• [Obiettivo] Estragga dal testo sulla rinascita del cinema il passo compreso tra "Non è questa" e "di vecchi film.", estremi inclusi.

• [Testo fornito]
• • • •

"Il Terzo Uomo" di Carol Reed
di Corrado Farina
gialloWeb
Le recensioni


[Clickare per ingrandire] C'è qualcosa di miracoloso, oltre che di insperato, in questa rinascita del cinema a fine millennio. All'inizio degli anni ottanta sembrava spacciato, sia come icona di consumo di divertimento che come icona di consumo di cultura: erano in caduta libera lo stato delle sale (sempre più obsolete e inospitali), l'attenzione dei media (scomparsi del tutto perfino i flani pubblicitari sui quotidiani),l'affezione del pubblico (abbarbicato al televisore o sprofondato nelle discoteche, a seconda dell'eta'). Quanto al cinema del passato, scomparsi i cineclub universitari, e ridotti gli altri a covi semi-clandestini di sparuti gruppi di irriducibili, l'unico modo per conoscerlo era la televisione, che peraltro, con poche eccezioni, lo riproponeva in modo disordinato e selvaggio, relegando le opere più significative nelle fasce orarie degli insonni e dei vampiri.

Non è questa la sede per riprendere un discorso già fatto altre volte sulla differenza abissale che c'è fra un film visto al cinema e lo stesso film visto in televisione (chi volesse approfondire l'argomento, lo può fare andando a cercare su Internet un mio pamphlet di un po' di anni fa, intitolato "Lo stupro" , all'indirizzo www.geocities.com/Hollywood/Location/2017/stupro.html, oppure www.geocities.com/rojking): quello che ci importa, oggi, è notare come le sale siano tornate a nuova vita (anche se spesso in forma non poco mutata), il pubblico (soprattutto dei giovani) abbia riscoperto il piacere socializzante dell'andare al cinema in gruppo, e la conoscenza della storia del cinema abbia tratto nuova linfa dall'home-video, dal consolidarsi di una rete di locali d'essai, e dal progressivo diffondersi di una cultura del restauro e del recupero di vecchi film.

Ecco, fermiamoci su quest'ultimo punto: anche se spesso si tratta di una mano di vernice culturale data a operazioni di immagine aziendale e di promozione, e quindi squisitamente commerciali, resta il fatto che da qualche tempo è possibile rivedere sul grande schermo, restituiti alla loro forma originaria, dei film che fino a pochi anni fa erano condannati a giacere nell'oblìo, o nel migliore dei casi a essere conosciuti solo in copie macilente e rigate, umiliate e offese dalle dimensioni dello schermo televisivo e dalla violenza degli spot pubblicitari. E questa, soprattutto per i giovani che non li hanno mai conosciuti nella loro collocazione più vera, è una conquista straordinaria di cui non ci si rallegrerà mai abbastanza.

• • • •

• [Informazioni fornite]
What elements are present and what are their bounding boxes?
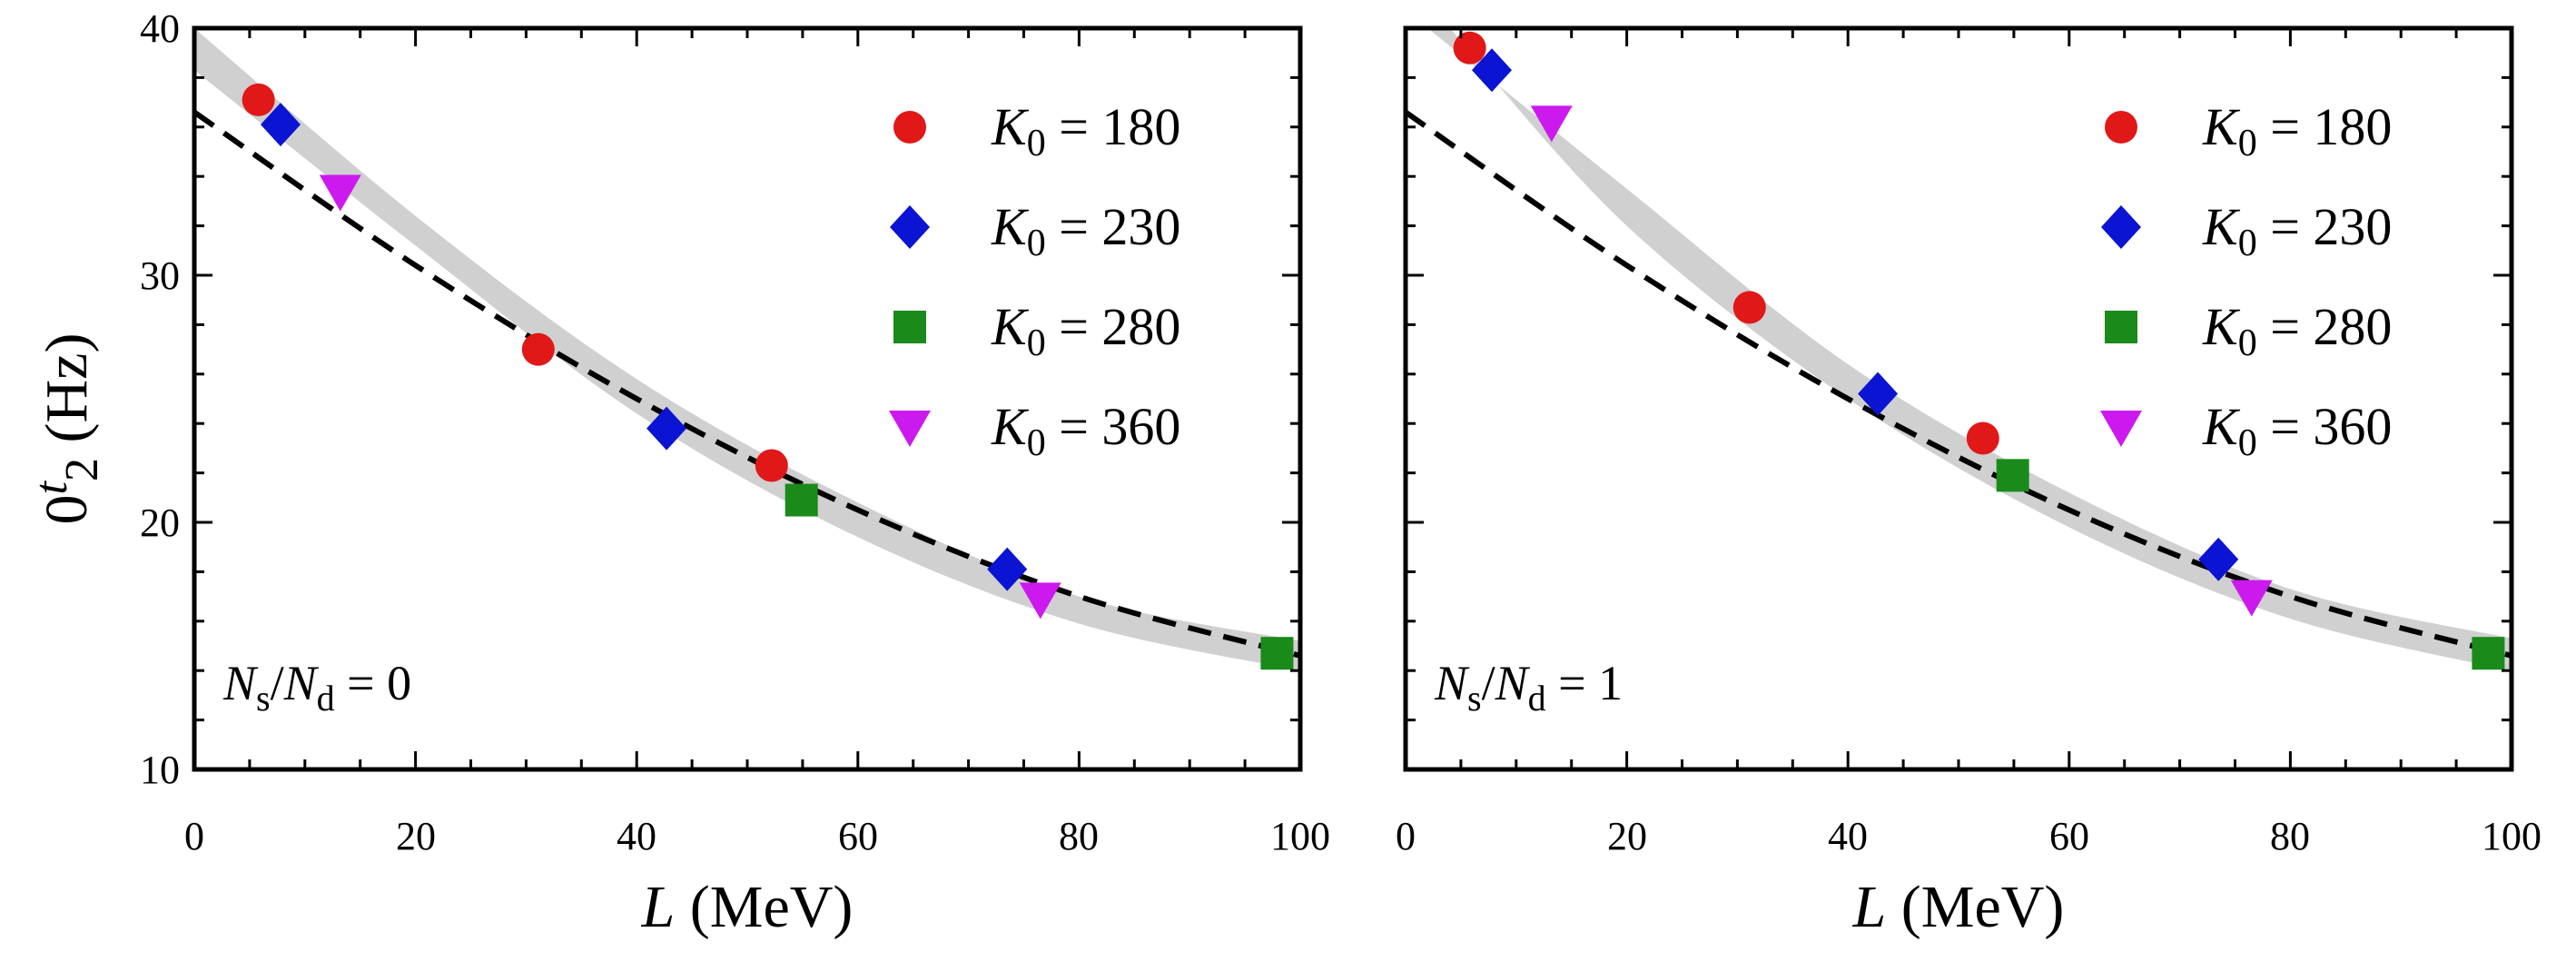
right-plot-area [1406,28,2512,671]
right-legend-label-360: K0 = 360 [2202,397,2392,464]
left-x-axis-title: L (MeV) [641,874,854,940]
right-point-k230-2 [2198,537,2239,581]
right-legend-label-230: K0 = 230 [2202,197,2392,264]
right-legend-marker-230 [2101,205,2141,249]
right-legend: K0 = 180 K0 = 230 K0 = 280 K0 = 360 [2100,97,2392,464]
left-point-k360-0 [319,174,361,212]
right-point-k180-2 [1966,421,1999,455]
right-point-k360-0 [1530,105,1573,143]
left-y-tick-label-30: 30 [140,253,180,298]
left-annotation: Ns/Nd = 0 [222,656,411,719]
left-dashed-fit-line [194,110,1300,659]
right-x-tick-label-20: 20 [1607,814,1647,858]
left-legend-label-360: K0 = 360 [991,397,1180,464]
right-legend-label-180: K0 = 180 [2202,97,2392,164]
right-x-tick-label-80: 80 [2270,814,2310,858]
left-point-k180-1 [521,332,555,366]
left-point-k180-0 [242,83,275,116]
right-point-k280-0 [1996,459,2029,492]
left-y-tick-label-20: 20 [140,501,180,545]
right-point-k180-0 [1453,31,1486,64]
left-legend-marker-360 [889,411,931,447]
left-point-k230-2 [987,547,1028,591]
right-legend-marker-280 [2105,311,2137,343]
right-x-ticks [1404,28,2513,769]
left-legend-marker-180 [893,111,926,144]
right-x-axis-title: L (MeV) [1852,874,2065,940]
left-legend: K0 = 180 K0 = 230 K0 = 280 K0 = 360 [889,97,1180,464]
left-y-tick-label-40: 40 [140,6,180,51]
left-x-ticks [192,28,1302,769]
left-panel: 0 20 40 60 80 100 10 20 30 40 L (MeV) Ns… [140,6,1330,940]
right-x-tick-label-60: 60 [2049,814,2089,858]
left-x-tick-label-80: 80 [1059,814,1099,858]
right-point-k230-0 [1472,48,1513,93]
left-x-tick-label-60: 60 [838,814,878,858]
right-point-k280-1 [2472,637,2505,670]
right-x-tick-label-100: 100 [2482,814,2541,858]
right-x-tick-label-0: 0 [1396,814,1416,858]
right-legend-marker-360 [2100,411,2142,447]
right-legend-marker-180 [2105,111,2137,144]
left-point-k360-1 [1019,582,1061,620]
left-x-tick-label-20: 20 [396,814,436,858]
left-legend-marker-280 [893,311,926,343]
right-point-k180-1 [1732,291,1766,324]
right-point-k360-1 [2230,580,2273,617]
right-x-tick-label-40: 40 [1828,814,1868,858]
left-y-tick-label-10: 10 [140,748,180,792]
left-x-tick-label-40: 40 [617,814,656,858]
right-point-k230-1 [1858,372,1899,416]
left-point-k230-0 [261,103,301,147]
right-y-ticks [1406,26,2512,771]
left-plot-area [194,28,1300,671]
left-legend-label-230: K0 = 230 [991,197,1180,264]
left-point-k230-1 [646,406,687,451]
left-y-ticks [194,26,1300,771]
left-clipped-layer [194,28,1300,671]
y-axis-title: 0t2 (Hz) [25,333,108,525]
left-x-tick-label-100: 100 [1270,814,1330,858]
left-point-k180-2 [755,449,788,482]
left-point-k280-0 [785,483,818,517]
right-legend-label-280: K0 = 280 [2202,297,2392,364]
left-legend-label-180: K0 = 180 [991,97,1180,164]
right-dashed-fit-line [1406,110,2512,659]
right-annotation: Ns/Nd = 1 [1434,656,1623,719]
right-clipped-layer [1406,28,2512,671]
left-legend-label-280: K0 = 280 [991,297,1180,364]
left-point-k280-1 [1260,637,1294,670]
left-x-tick-label-0: 0 [184,814,204,858]
left-legend-marker-230 [890,205,930,249]
right-panel: 0 20 40 60 80 100 L (MeV) Ns/Nd = 1 K0 =… [1396,25,2541,940]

• • • •

• [Risultato]
Non è questa la sede per riprendere un discorso già fatto altre volte sulla differenza abissale che c'è fra un film visto al cinema e lo stesso film visto in televisione (chi volesse approfondire l'argomento, lo può fare andando a cercare su Internet un mio pamphlet di un po' di anni fa, intitolato "Lo stupro" , all'indirizzo www.geocities.com/Hollywood/Location/2017/stupro.html, oppure www.geocities.com/rojking): quello che ci importa, oggi, è notare come le sale siano tornate a nuova vita (anche se spesso in forma non poco mutata), il pubblico (soprattutto dei giovani) abbia riscoperto il piacere socializzante dell'andare al cinema in gruppo, e la conoscenza della storia del cinema abbia tratto nuova linfa dall'home-video, dal consolidarsi di una rete di locali d'essai, e dal progressivo diffondersi di una cultura del restauro e del recupero di vecchi film.